** start EXTRACT TO READ **

I want to begin with a short poem by the great Peruvian poet Cesar Vallejo, translated by Robert Bly:
Black Stone Lying On A White Stone
I will die in Paris, on a rainy day,
on some day I can already remember.
I will die in Paris—and I don’t step aside—
perhaps on a Thursday, as today is Thursday, in autumn.
It will be a Thursday, because today, Thursday, setting down
these lines, I have put my upper arm bones on
wrong, and never so much as today have I found myself
with all the road ahead of me, alone.
César Vallejo is dead. Everyone beat him
although he never does anything to them;
they beat him hard with a stick and hard also
with a rope. These are the witnesses:
the Thursdays, and the bones of my arms,
the solitude, and the rain, and the roads. . .

** end EXTRACT TO READ **

SHORT TASK 1: Turn the entries, from their first line up to and including the line with "header-photos [62, 18, 161, 49]", into a JSON list of strings with one string per line and blank lines left out.
The poem and the entries that follow it are unrelated material.

** start RECORDS SHOWN **

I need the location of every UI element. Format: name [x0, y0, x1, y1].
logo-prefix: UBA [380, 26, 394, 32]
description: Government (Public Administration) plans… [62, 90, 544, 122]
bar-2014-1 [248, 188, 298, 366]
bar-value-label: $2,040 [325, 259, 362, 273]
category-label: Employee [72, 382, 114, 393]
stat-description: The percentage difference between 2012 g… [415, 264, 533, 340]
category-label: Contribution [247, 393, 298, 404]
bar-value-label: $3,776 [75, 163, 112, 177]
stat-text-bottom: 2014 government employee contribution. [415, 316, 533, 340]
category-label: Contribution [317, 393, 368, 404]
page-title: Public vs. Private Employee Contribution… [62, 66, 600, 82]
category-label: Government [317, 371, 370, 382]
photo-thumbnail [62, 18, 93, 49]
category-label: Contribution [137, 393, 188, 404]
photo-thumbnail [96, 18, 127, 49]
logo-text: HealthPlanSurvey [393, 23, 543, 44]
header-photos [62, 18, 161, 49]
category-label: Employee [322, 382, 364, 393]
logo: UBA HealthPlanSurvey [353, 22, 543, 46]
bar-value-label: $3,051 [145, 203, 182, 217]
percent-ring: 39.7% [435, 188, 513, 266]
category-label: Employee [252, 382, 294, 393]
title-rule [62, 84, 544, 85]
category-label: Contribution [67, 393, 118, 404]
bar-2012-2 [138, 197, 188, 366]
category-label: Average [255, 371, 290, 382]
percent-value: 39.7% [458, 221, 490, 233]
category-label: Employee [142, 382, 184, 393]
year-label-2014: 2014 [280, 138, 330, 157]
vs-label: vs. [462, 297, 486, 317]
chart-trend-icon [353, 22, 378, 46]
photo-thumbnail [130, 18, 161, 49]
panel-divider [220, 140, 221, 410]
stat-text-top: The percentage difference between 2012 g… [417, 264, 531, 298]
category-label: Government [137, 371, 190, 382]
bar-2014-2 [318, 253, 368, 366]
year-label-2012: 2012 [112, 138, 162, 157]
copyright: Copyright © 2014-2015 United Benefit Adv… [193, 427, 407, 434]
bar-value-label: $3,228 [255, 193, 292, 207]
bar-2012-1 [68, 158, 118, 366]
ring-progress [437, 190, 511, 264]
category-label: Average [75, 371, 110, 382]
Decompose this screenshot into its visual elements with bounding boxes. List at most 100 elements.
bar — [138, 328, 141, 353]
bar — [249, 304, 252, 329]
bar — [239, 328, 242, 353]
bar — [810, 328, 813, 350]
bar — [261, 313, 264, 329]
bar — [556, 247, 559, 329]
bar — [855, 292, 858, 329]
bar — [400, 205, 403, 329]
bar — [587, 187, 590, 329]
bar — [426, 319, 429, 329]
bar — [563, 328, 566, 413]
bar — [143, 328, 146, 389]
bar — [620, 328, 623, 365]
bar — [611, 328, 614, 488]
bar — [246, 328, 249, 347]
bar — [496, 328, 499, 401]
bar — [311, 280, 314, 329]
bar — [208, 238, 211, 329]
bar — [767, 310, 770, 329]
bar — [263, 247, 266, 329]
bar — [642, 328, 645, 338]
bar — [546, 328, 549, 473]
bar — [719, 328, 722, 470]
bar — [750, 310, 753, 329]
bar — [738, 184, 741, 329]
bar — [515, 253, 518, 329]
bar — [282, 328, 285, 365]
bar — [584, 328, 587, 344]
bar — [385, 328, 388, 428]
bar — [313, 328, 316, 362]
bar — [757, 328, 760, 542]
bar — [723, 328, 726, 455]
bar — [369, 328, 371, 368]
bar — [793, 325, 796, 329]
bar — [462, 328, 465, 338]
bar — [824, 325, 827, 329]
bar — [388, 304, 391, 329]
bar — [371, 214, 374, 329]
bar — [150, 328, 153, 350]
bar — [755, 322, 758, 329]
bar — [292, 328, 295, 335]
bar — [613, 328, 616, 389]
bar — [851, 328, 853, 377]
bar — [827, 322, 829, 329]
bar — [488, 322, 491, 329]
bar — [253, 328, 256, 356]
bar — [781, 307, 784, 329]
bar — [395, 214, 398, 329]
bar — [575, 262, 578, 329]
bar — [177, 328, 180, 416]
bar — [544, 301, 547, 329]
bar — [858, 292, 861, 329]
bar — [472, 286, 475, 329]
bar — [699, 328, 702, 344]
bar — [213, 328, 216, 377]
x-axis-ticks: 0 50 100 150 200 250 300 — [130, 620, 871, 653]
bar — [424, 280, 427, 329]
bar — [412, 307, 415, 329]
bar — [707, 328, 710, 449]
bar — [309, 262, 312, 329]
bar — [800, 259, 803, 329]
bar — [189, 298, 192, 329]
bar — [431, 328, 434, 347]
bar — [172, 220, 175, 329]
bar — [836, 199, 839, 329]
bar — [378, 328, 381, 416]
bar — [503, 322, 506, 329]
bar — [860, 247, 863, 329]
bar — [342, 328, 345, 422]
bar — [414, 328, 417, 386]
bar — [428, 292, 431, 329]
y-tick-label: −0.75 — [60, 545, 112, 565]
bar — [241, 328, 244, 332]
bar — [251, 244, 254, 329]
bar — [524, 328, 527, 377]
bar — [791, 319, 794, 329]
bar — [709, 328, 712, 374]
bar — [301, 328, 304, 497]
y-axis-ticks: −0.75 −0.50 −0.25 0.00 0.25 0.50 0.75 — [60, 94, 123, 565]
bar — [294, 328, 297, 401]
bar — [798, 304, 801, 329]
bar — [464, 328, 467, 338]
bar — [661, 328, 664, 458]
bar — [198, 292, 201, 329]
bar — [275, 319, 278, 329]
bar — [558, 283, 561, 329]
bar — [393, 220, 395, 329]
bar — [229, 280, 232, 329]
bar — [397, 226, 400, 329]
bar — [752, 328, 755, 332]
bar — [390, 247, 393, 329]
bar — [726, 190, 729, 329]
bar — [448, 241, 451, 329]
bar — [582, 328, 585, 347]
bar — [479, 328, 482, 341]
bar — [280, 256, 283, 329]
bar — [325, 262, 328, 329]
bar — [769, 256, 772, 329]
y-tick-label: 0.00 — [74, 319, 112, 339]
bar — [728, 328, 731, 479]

** end RECORDS SHOWN **

SHORT TASK 2: In the poem, on which day of the week does the speaker say he will die?

FULL ANSWER 1:
[
  "I need the location of every UI element. Format: name [x0, y0, x1, y1].",
  "logo-prefix: UBA [380, 26, 394, 32]",
  "description: Government (Public Administration) plans… [62, 90, 544, 122]",
  "bar-2014-1 [248, 188, 298, 366]",
  "bar-value-label: $2,040 [325, 259, 362, 273]",
  "category-label: Employee [72, 382, 114, 393]",
  "stat-description: The percentage difference between 2012 g… [415, 264, 533, 340]",
  "category-label: Contribution [247, 393, 298, 404]",
  "bar-value-label: $3,776 [75, 163, 112, 177]",
  "stat-text-bottom: 2014 government employee contribution. [415, 316, 533, 340]",
  "category-label: Contribution [317, 393, 368, 404]",
  "page-title: Public vs. Private Employee Contribution… [62, 66, 600, 82]",
  "category-label: Government [317, 371, 370, 382]",
  "photo-thumbnail [62, 18, 93, 49]",
  "category-label: Contribution [137, 393, 188, 404]",
  "photo-thumbnail [96, 18, 127, 49]",
  "logo-text: HealthPlanSurvey [393, 23, 543, 44]",
  "header-photos [62, 18, 161, 49]"
]

FULL ANSWER 2: On a Thursday.